Rows from a figure dataset:
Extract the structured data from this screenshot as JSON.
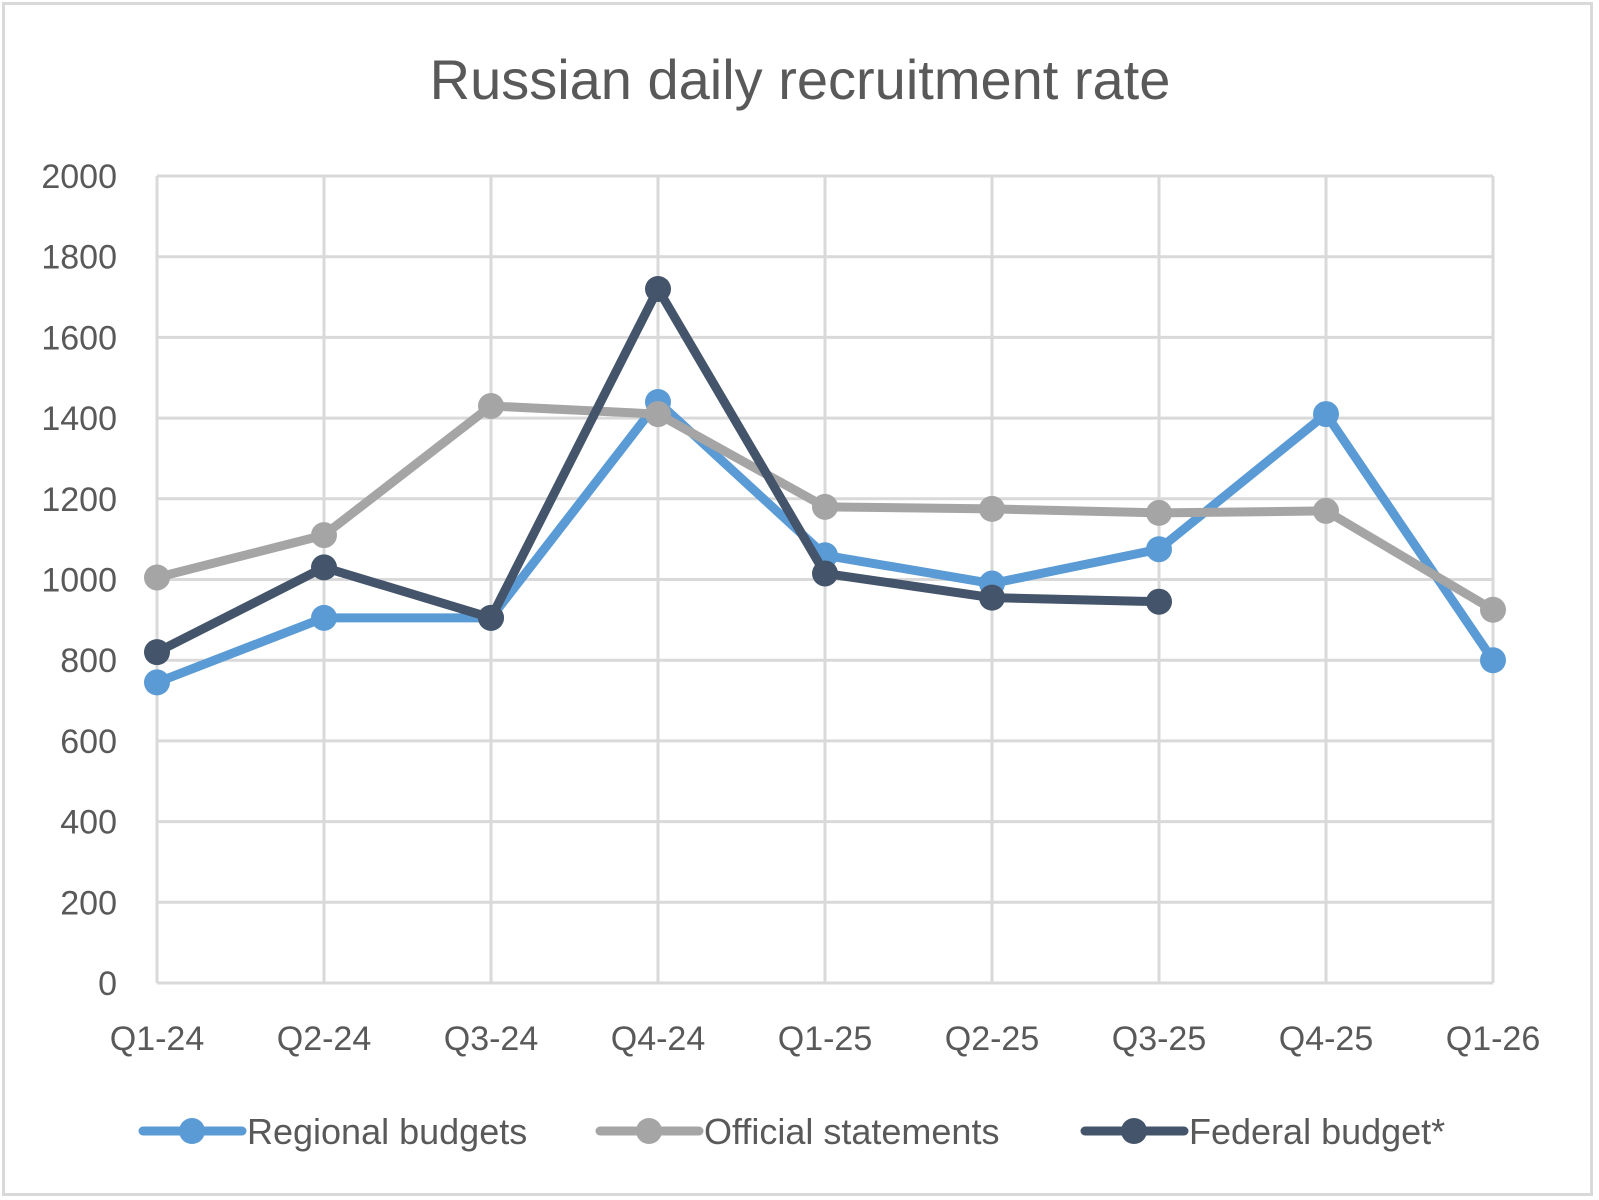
{
  "chart_data": {
    "type": "line",
    "title": "Russian daily recruitment rate",
    "xlabel": "",
    "ylabel": "",
    "categories": [
      "Q1-24",
      "Q2-24",
      "Q3-24",
      "Q4-24",
      "Q1-25",
      "Q2-25",
      "Q3-25",
      "Q4-25",
      "Q1-26"
    ],
    "ylim": [
      0,
      2000
    ],
    "yticks": [
      0,
      200,
      400,
      600,
      800,
      1000,
      1200,
      1400,
      1600,
      1800,
      2000
    ],
    "grid": true,
    "legend": "bottom",
    "series": [
      {
        "name": "Regional budgets",
        "color": "#5b9bd5",
        "values": [
          745,
          905,
          905,
          1440,
          1060,
          990,
          1075,
          1410,
          800
        ]
      },
      {
        "name": "Official statements",
        "color": "#a5a5a5",
        "values": [
          1005,
          1110,
          1430,
          1410,
          1180,
          1175,
          1165,
          1170,
          925
        ]
      },
      {
        "name": "Federal budget*",
        "color": "#44546a",
        "values": [
          820,
          1030,
          905,
          1720,
          1015,
          955,
          945,
          null,
          null
        ]
      }
    ]
  }
}
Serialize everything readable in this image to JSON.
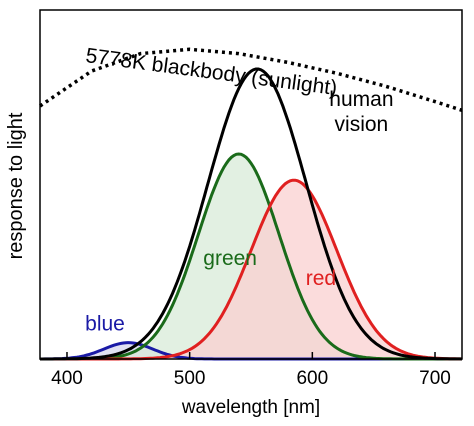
{
  "chart_data": {
    "type": "area",
    "xlabel": "wavelength [nm]",
    "ylabel": "response to light",
    "xlim": [
      378,
      722
    ],
    "ylim": [
      0,
      1.6
    ],
    "xticks": [
      400,
      500,
      600,
      700
    ],
    "grid": false,
    "legend": "none",
    "blackbody": {
      "name": "5778K blackbody (sunlight)",
      "color": "#000000",
      "style": "dotted",
      "points": [
        [
          378,
          1.16
        ],
        [
          420,
          1.32
        ],
        [
          460,
          1.4
        ],
        [
          500,
          1.42
        ],
        [
          540,
          1.4
        ],
        [
          580,
          1.36
        ],
        [
          620,
          1.31
        ],
        [
          660,
          1.25
        ],
        [
          700,
          1.18
        ],
        [
          722,
          1.14
        ]
      ]
    },
    "series": [
      {
        "name": "blue",
        "color": "#1a1aa6",
        "fill": "#d5d5ee",
        "peak_x": 450,
        "peak_y": 0.075,
        "width": 20,
        "label_x": 431,
        "label_y": 0.13
      },
      {
        "name": "green",
        "color": "#1a6b1a",
        "fill": "#d8ebd8",
        "peak_x": 540,
        "peak_y": 0.94,
        "width": 33,
        "label_x": 533,
        "label_y": 0.43
      },
      {
        "name": "red",
        "color": "#e02020",
        "fill": "#f9d0d0",
        "peak_x": 585,
        "peak_y": 0.82,
        "width": 35,
        "label_x": 607,
        "label_y": 0.34
      },
      {
        "name": "human vision",
        "color": "#000000",
        "fill": "none",
        "peak_x": 555,
        "peak_y": 1.33,
        "width": 40,
        "label_lines": [
          "human",
          "vision"
        ],
        "label_x": 640,
        "label_y": 1.16
      }
    ]
  }
}
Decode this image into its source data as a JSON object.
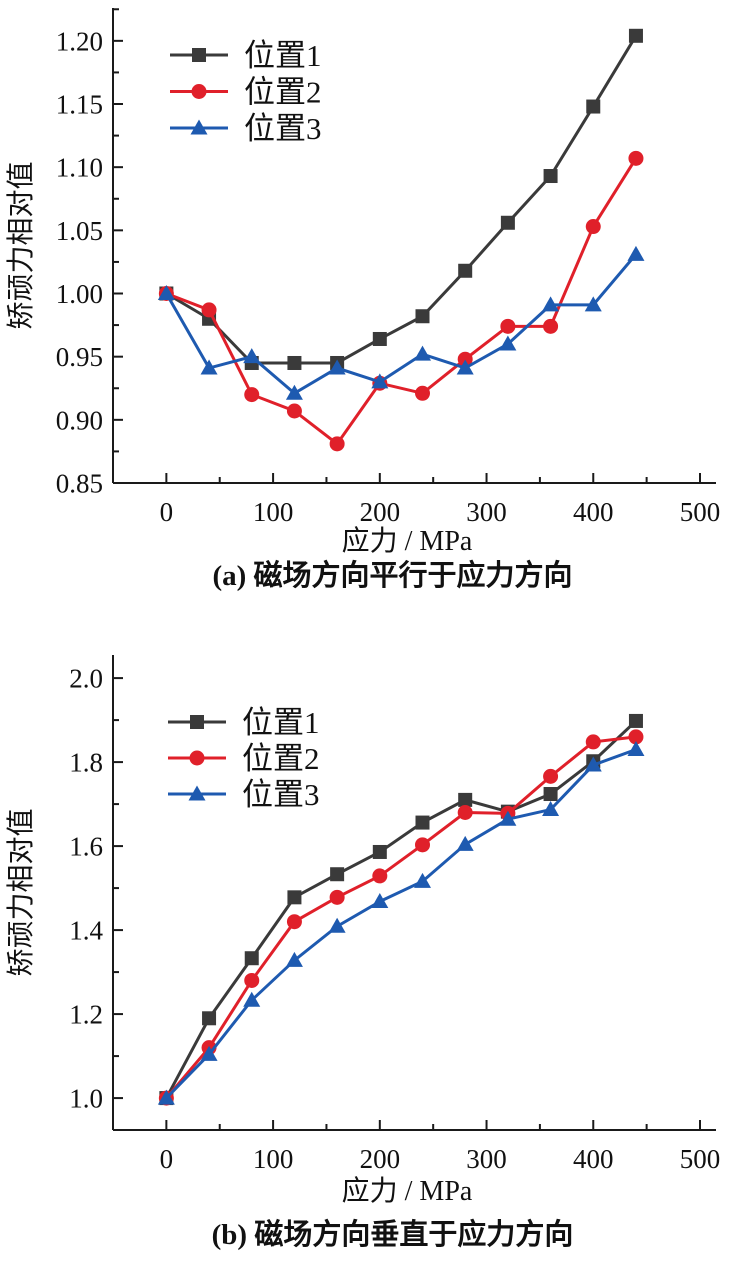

*EXERCISE GOAL*: Each line of the material must be retyped exactly, except that images are omitted.

*SOLUTION TO THIS TASK*:
Extract the structured data from this screenshot as JSON.
{
  "chart_data": {
    "type": "line",
    "title": "Russian daily recruitment rate",
    "xlabel": "",
    "ylabel": "",
    "categories": [
      "Q1-24",
      "Q2-24",
      "Q3-24",
      "Q4-24",
      "Q1-25",
      "Q2-25",
      "Q3-25",
      "Q4-25",
      "Q1-26"
    ],
    "ylim": [
      0,
      2000
    ],
    "yticks": [
      0,
      200,
      400,
      600,
      800,
      1000,
      1200,
      1400,
      1600,
      1800,
      2000
    ],
    "grid": true,
    "legend": "bottom",
    "series": [
      {
        "name": "Regional budgets",
        "color": "#5b9bd5",
        "values": [
          745,
          905,
          905,
          1440,
          1060,
          990,
          1075,
          1410,
          800
        ]
      },
      {
        "name": "Official statements",
        "color": "#a5a5a5",
        "values": [
          1005,
          1110,
          1430,
          1410,
          1180,
          1175,
          1165,
          1170,
          925
        ]
      },
      {
        "name": "Federal budget*",
        "color": "#44546a",
        "values": [
          820,
          1030,
          905,
          1720,
          1015,
          955,
          945,
          null,
          null
        ]
      }
    ]
  }
}
Serialize everything readable in this image to JSON.
{
  "chart_data": {
    "type": "area",
    "xlabel": "wavelength [nm]",
    "ylabel": "response to light",
    "xlim": [
      378,
      722
    ],
    "ylim": [
      0,
      1.6
    ],
    "xticks": [
      400,
      500,
      600,
      700
    ],
    "grid": false,
    "legend": "none",
    "blackbody": {
      "name": "5778K blackbody (sunlight)",
      "color": "#000000",
      "style": "dotted",
      "points": [
        [
          378,
          1.16
        ],
        [
          420,
          1.32
        ],
        [
          460,
          1.4
        ],
        [
          500,
          1.42
        ],
        [
          540,
          1.4
        ],
        [
          580,
          1.36
        ],
        [
          620,
          1.31
        ],
        [
          660,
          1.25
        ],
        [
          700,
          1.18
        ],
        [
          722,
          1.14
        ]
      ]
    },
    "series": [
      {
        "name": "blue",
        "color": "#1a1aa6",
        "fill": "#d5d5ee",
        "peak_x": 450,
        "peak_y": 0.075,
        "width": 20,
        "label_x": 431,
        "label_y": 0.13
      },
      {
        "name": "green",
        "color": "#1a6b1a",
        "fill": "#d8ebd8",
        "peak_x": 540,
        "peak_y": 0.94,
        "width": 33,
        "label_x": 533,
        "label_y": 0.43
      },
      {
        "name": "red",
        "color": "#e02020",
        "fill": "#f9d0d0",
        "peak_x": 585,
        "peak_y": 0.82,
        "width": 35,
        "label_x": 607,
        "label_y": 0.34
      },
      {
        "name": "human vision",
        "color": "#000000",
        "fill": "none",
        "peak_x": 555,
        "peak_y": 1.33,
        "width": 40,
        "label_lines": [
          "human",
          "vision"
        ],
        "label_x": 640,
        "label_y": 1.16
      }
    ]
  }
}
Decode this image into its source data as a JSON object.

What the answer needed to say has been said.